## WRITTEN REQUEST
Restate the records below word for word.

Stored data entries
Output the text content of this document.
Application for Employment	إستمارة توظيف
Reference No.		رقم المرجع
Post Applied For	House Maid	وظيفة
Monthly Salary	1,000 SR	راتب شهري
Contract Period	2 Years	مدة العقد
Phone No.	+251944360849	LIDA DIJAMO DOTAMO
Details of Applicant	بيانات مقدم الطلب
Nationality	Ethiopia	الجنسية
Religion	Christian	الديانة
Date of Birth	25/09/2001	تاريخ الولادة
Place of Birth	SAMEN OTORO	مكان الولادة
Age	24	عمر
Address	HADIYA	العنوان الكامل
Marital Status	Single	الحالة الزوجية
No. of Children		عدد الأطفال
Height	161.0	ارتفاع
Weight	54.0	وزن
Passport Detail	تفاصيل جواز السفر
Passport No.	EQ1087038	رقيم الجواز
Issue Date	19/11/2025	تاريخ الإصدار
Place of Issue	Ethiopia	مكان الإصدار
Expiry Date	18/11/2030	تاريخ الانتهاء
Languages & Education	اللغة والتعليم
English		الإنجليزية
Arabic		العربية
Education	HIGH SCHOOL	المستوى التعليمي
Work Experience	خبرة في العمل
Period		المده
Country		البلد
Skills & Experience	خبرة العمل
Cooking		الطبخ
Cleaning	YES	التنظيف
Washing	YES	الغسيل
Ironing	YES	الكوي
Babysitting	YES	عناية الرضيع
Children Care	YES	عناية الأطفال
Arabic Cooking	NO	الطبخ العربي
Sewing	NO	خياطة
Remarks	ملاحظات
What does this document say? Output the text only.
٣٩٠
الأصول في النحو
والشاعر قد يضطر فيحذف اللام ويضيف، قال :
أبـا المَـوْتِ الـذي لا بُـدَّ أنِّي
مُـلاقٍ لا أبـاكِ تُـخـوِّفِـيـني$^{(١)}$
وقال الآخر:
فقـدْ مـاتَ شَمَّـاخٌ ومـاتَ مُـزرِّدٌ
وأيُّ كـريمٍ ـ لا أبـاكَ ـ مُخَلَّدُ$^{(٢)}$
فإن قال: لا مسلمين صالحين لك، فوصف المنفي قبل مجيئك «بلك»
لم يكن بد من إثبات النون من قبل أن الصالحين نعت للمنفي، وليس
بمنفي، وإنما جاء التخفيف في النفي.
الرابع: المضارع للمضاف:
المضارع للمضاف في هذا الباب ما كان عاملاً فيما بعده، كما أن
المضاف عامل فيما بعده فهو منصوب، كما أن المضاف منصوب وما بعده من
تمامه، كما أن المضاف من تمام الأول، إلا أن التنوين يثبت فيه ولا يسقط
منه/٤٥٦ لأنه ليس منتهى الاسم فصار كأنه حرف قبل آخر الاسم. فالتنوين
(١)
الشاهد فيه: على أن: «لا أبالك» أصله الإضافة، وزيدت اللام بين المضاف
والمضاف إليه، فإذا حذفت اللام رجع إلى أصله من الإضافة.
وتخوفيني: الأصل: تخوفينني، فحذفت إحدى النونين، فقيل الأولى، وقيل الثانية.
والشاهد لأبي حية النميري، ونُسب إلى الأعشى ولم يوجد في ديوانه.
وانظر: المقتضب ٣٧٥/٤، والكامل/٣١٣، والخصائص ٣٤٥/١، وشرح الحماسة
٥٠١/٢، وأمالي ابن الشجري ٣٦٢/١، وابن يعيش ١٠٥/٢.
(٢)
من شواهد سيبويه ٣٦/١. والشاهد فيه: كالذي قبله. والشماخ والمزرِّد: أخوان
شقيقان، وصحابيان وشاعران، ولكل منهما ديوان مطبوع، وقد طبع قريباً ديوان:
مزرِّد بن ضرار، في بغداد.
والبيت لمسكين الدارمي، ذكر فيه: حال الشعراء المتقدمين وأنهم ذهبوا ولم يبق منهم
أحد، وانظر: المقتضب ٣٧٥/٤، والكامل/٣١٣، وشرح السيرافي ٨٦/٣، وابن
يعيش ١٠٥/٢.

## EXERCISE SOLUTION
Output the text content of this document.
Application for Employment	إستمارة توظيف
Reference No.		رقم المرجع
Post Applied For	House Maid	وظيفة
Monthly Salary	1,000 SR	راتب شهري
Contract Period	2 Years	مدة العقد
Phone No.	+251944360849	LIDA DIJAMO DOTAMO
Details of Applicant	بيانات مقدم الطلب
Nationality	Ethiopia	الجنسية
Religion	Christian	الديانة
Date of Birth	25/09/2001	تاريخ الولادة
Place of Birth	SAMEN OTORO	مكان الولادة
Age	24	عمر
Address	HADIYA	العنوان الكامل
Marital Status	Single	الحالة الزوجية
No. of Children		عدد الأطفال
Height	161.0	ارتفاع
Weight	54.0	وزن
Passport Detail	تفاصيل جواز السفر
Passport No.	EQ1087038	رقيم الجواز
Issue Date	19/11/2025	تاريخ الإصدار
Place of Issue	Ethiopia	مكان الإصدار
Expiry Date	18/11/2030	تاريخ الانتهاء
Languages & Education	اللغة والتعليم
English		الإنجليزية
Arabic		العربية
Education	HIGH SCHOOL	المستوى التعليمي
Work Experience	خبرة في العمل
Period		المده
Country		البلد
Skills & Experience	خبرة العمل
Cooking		الطبخ
Cleaning	YES	التنظيف
Washing	YES	الغسيل
Ironing	YES	الكوي
Babysitting	YES	عناية الرضيع
Children Care	YES	عناية الأطفال
Arabic Cooking	NO	الطبخ العربي
Sewing	NO	خياطة
Remarks	ملاحظات
What does this document say? Output the text only.
٣٩٠
الأصول في النحو
والشاعر قد يضطر فيحذف اللام ويضيف، قال :
أبـا المَـوْتِ الـذي لا بُـدَّ أنِّي
مُـلاقٍ لا أبـاكِ تُـخـوِّفِـيـني$^{(١)}$
وقال الآخر:
فقـدْ مـاتَ شَمَّـاخٌ ومـاتَ مُـزرِّدٌ
وأيُّ كـريمٍ ـ لا أبـاكَ ـ مُخَلَّدُ$^{(٢)}$
فإن قال: لا مسلمين صالحين لك، فوصف المنفي قبل مجيئك «بلك»
لم يكن بد من إثبات النون من قبل أن الصالحين نعت للمنفي، وليس
بمنفي، وإنما جاء التخفيف في النفي.
الرابع: المضارع للمضاف:
المضارع للمضاف في هذا الباب ما كان عاملاً فيما بعده، كما أن
المضاف عامل فيما بعده فهو منصوب، كما أن المضاف منصوب وما بعده من
تمامه، كما أن المضاف من تمام الأول، إلا أن التنوين يثبت فيه ولا يسقط
منه/٤٥٦ لأنه ليس منتهى الاسم فصار كأنه حرف قبل آخر الاسم. فالتنوين
(١)
الشاهد فيه: على أن: «لا أبالك» أصله الإضافة، وزيدت اللام بين المضاف
والمضاف إليه، فإذا حذفت اللام رجع إلى أصله من الإضافة.
وتخوفيني: الأصل: تخوفينني، فحذفت إحدى النونين، فقيل الأولى، وقيل الثانية.
والشاهد لأبي حية النميري، ونُسب إلى الأعشى ولم يوجد في ديوانه.
وانظر: المقتضب ٣٧٥/٤، والكامل/٣١٣، والخصائص ٣٤٥/١، وشرح الحماسة
٥٠١/٢، وأمالي ابن الشجري ٣٦٢/١، وابن يعيش ١٠٥/٢.
(٢)
من شواهد سيبويه ٣٦/١. والشاهد فيه: كالذي قبله. والشماخ والمزرِّد: أخوان
شقيقان، وصحابيان وشاعران، ولكل منهما ديوان مطبوع، وقد طبع قريباً ديوان:
مزرِّد بن ضرار، في بغداد.
والبيت لمسكين الدارمي، ذكر فيه: حال الشعراء المتقدمين وأنهم ذهبوا ولم يبق منهم
أحد، وانظر: المقتضب ٣٧٥/٤، والكامل/٣١٣، وشرح السيرافي ٨٦/٣، وابن
يعيش ١٠٥/٢.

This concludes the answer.